**Problem a**
In the entries below, could you update the lines from the line with "- statement-text: W" to the line with "- pictogram-heading: Piktogram" by replacing "table-row" with "table-line", leaving everything else unchanged, and return only those lines?

**Excerpted text**
Note that judges need to arbitrate not only between the involved parties,
but must also consider the public interest, if the result of the decision by
the judge will create a jurisprudence affecting the applicability of the
terms negotiated in other contracts or licenses (or other forms of
agreements), between other third-parties not currently directly related to
the litigation but that need to be defended indirectly (as part of the
“public” interested in such trial in which they can’t be represented);
that’s why trials between two direct parties involved in a litigation also
include a third one representing the public, defended by its own lawyers but
with costs supported by the public; this is also a good reason why the abuse
trials or juridical procedures is punishable by law, as this generates costs
for the public for its defence, i.e. costs for everybody not directly
involved in the litigation, but concerned by the jurisprudence that a public
and applicable justice decision will create).

 

The “public” interests, defended in a trial using governmental funding
(potentially large but not infinite!) is something that helps balancing the
difference of power between “large” and “small” parties (because the large
party also needs to defend its position face to the public), so that small
parties don’t necessarily need to resign (but they must evaluate if the
“public” third-party, defending itself only using the terms of existing
laws, without reference to the terms of private contracts or licences or
agreement in litigation, will help the small party defend its position; and
the small party must also evaluate the consequences of loosing the trial, if
the “public” does not want to defend its cause, as it may have to support
not only a significant part of the justice costs supported by its opponent,
in addition to the costs for its own defence, but also the costs supported
by the defence of the “public” interests, plus the possible fines that a
judge may decide against the looser for “abuse” of juridical procedures if
the small party was the initiator of the trial, a fourth supplementary risk
that may be easier to support by large parties than by small parties, where
the “public” does not care if the smaller party has to cease all its
activities due to the decision).

 

So effectively, in a litigation between a large organization and small
party, the “public” third-party in a trial still tends to defend the
interests of the largest party involved, as it minimizes the indirect
consequences for the “public”! In other words, the largest organizations
have the power to influence a lot the jurisprudence in their favour (and
that’s why they regularly abuse the justice system, and make large profits,
by forcing others to resign instead of defending their case in a trial). If
you are small, the only safe way to defend yourself against a large
corporation is to create a group action: that’s something that exists in US,
but still not in Europe where the largest organizations are constantly
abusing the legal systems. Instead, the smallest parties need to find an
association accepting to defend their cause, but the associations MUST also
collect individual proofs of concerns from each of their interested members.

**Data for processing**
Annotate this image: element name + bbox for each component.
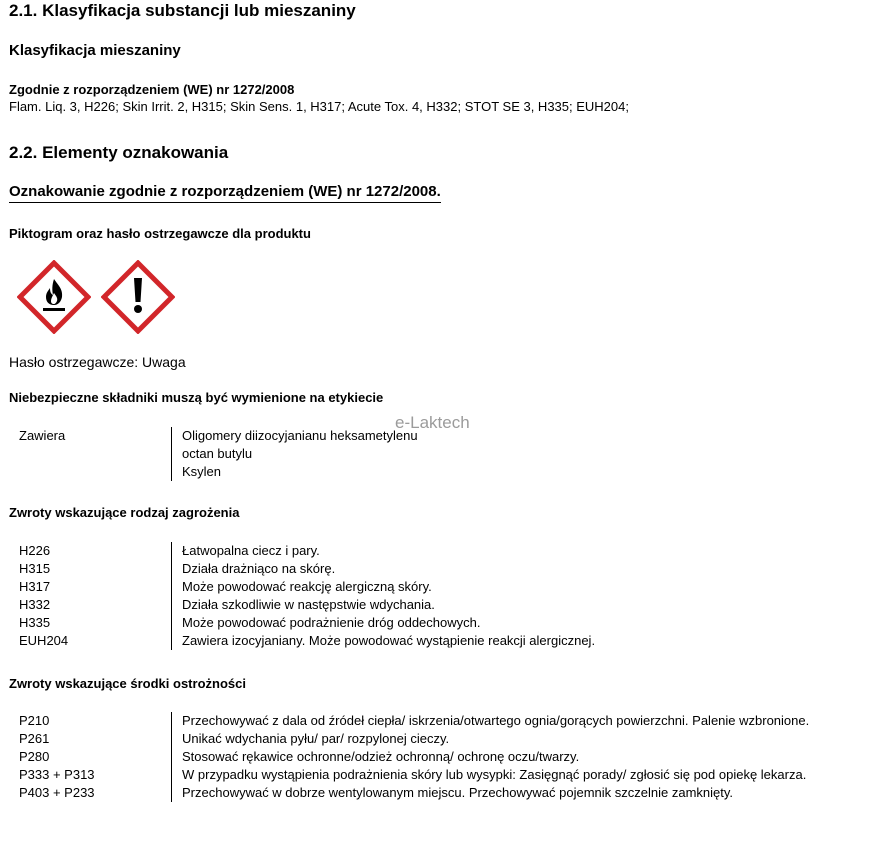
- statement-text: W przypadku wystąpienia podrażnienia skóry lub wysypki: Zasięgnąć porady/ zgłosić się pod opiekę lekarza.: [171, 766, 869, 784]
- statement-text: Działa drażniąco na skórę.: [171, 560, 869, 578]
- table-row: [19, 542, 869, 560]
- statement-code: EUH204: [19, 633, 69, 648]
- pictogram-heading: Piktogram oraz hasło ostrzegawcze dla produktu: [9, 226, 311, 241]
- hazard-statements-heading: Zwroty wskazujące rodzaj zagrożenia: [9, 505, 240, 520]
- statement-text: Łatwopalna ciecz i pary.: [171, 542, 869, 560]
- list-item: Ksylen: [182, 464, 222, 479]
- table-row: [19, 578, 869, 596]
- statement-code: P210: [19, 713, 50, 728]
- statement-code: P403 + P233: [19, 785, 95, 800]
- list-item: octan butylu: [182, 446, 253, 461]
- flame-pictogram-icon: [17, 260, 91, 334]
- table-row: [19, 596, 869, 614]
- contains-key: Zawiera: [19, 428, 66, 443]
- table-row: [19, 614, 869, 632]
- statement-text: Działa szkodliwie w następstwie wdychania.: [171, 596, 869, 614]
- table-row: [19, 748, 869, 766]
- statement-code: H315: [19, 561, 51, 576]
- table-row: [19, 632, 869, 650]
- regulation-label: Zgodnie z rozporządzeniem (WE) nr 1272/2008: [9, 82, 295, 97]
- signal-word: Hasło ostrzegawcze: Uwaga: [9, 354, 186, 370]
- statement-code: H335: [19, 615, 51, 630]
- classification-text: Flam. Liq. 3, H226; Skin Irrit. 2, H315; Skin Sens. 1, H317; Acute Tox. 4, H332; STOT SE 3, H335; EUH204;: [9, 99, 629, 114]
- statement-text: Zawiera izocyjaniany. Może powodować wystąpienie reakcji alergicznej.: [171, 632, 869, 650]
- statement-text: Przechowywać z dala od źródeł ciepła/ iskrzenia/otwartego ognia/gorących powierzchni. Palenie wzbronione.: [171, 712, 869, 730]
- list-item: Oligomery diizocyjanianu heksametylenu: [182, 428, 418, 443]
- statement-code: P280: [19, 749, 50, 764]
- table-row: [19, 766, 869, 784]
- hazardous-components-heading: Niebezpieczne składniki muszą być wymienione na etykiecie: [9, 390, 384, 405]
- watermark: e-Laktech: [395, 413, 470, 432]
- table-row: [19, 730, 869, 748]
- contains-values: [171, 427, 869, 481]
- exclamation-mark-pictogram-icon: [101, 260, 175, 334]
- statement-code: H317: [19, 579, 51, 594]
- statement-code: P333 + P313: [19, 767, 95, 782]
- statement-code: H226: [19, 543, 51, 558]
- precautionary-statements-heading: Zwroty wskazujące środki ostrożności: [9, 676, 246, 691]
- statement-code: H332: [19, 597, 51, 612]
- table-row: [19, 560, 869, 578]
- section-2-2-title: 2.2. Elementy oznakowania: [9, 143, 229, 162]
- statement-text: Przechowywać w dobrze wentylowanym miejscu. Przechowywać pojemnik szczelnie zamknięty.: [171, 784, 869, 802]
- statement-text: Unikać wdychania pyłu/ par/ rozpylonej cieczy.: [171, 730, 869, 748]
- table-row: [19, 427, 869, 481]
- labelling-regulation-heading: Oznakowanie zgodnie z rozporządzeniem (WE) nr 1272/2008.: [9, 183, 441, 203]
- contains-table: [19, 427, 869, 481]
- statement-code: P261: [19, 731, 50, 746]
- section-2-1-title: 2.1. Klasyfikacja substancji lub mieszaniny: [9, 1, 356, 20]
- table-row: [19, 712, 869, 730]
- mixture-classification-subtitle: Klasyfikacja mieszaniny: [9, 42, 181, 59]
- statement-text: Może powodować reakcję alergiczną skóry.: [171, 578, 869, 596]
- hazard-statements-table: [19, 542, 869, 650]
- table-row: [19, 784, 869, 802]
- statement-text: Stosować rękawice ochronne/odzież ochronną/ ochronę oczu/twarzy.: [171, 748, 869, 766]
- precautionary-statements-table: [19, 712, 869, 802]
- statement-text: Może powodować podrażnienie dróg oddechowych.: [171, 614, 869, 632]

**Problem b**
How would you sum up the passage on the public's role in trials in two sentences?

**Exercise solution a**
- statement-text: W przypadku wystąpienia podrażnienia skóry lub wysypki: Zasięgnąć porady/ zgłosić się pod opiekę lekarza.: [171, 766, 869, 784]
- statement-text: Działa drażniąco na skórę.: [171, 560, 869, 578]
- table-line: [19, 542, 869, 560]
- statement-code: EUH204: [19, 633, 69, 648]
- pictogram-heading: Piktogram oraz hasło ostrzegawcze dla produktu: [9, 226, 311, 241]

**Exercise solution b**
Judges must weigh the public interest when a ruling creates jurisprudence affecting other parties, so trials include a third party representing the public at public cost, and abuse of procedures is punishable because it burdens everyone with those costs. Because this public party still tends to favor the larger side, small parties risk heavy costs and fines if they lose, and their safest defense against a large corporation is a group action, which exists in the US but not in Europe, or otherwise an association that collects individual proofs of concern from its members.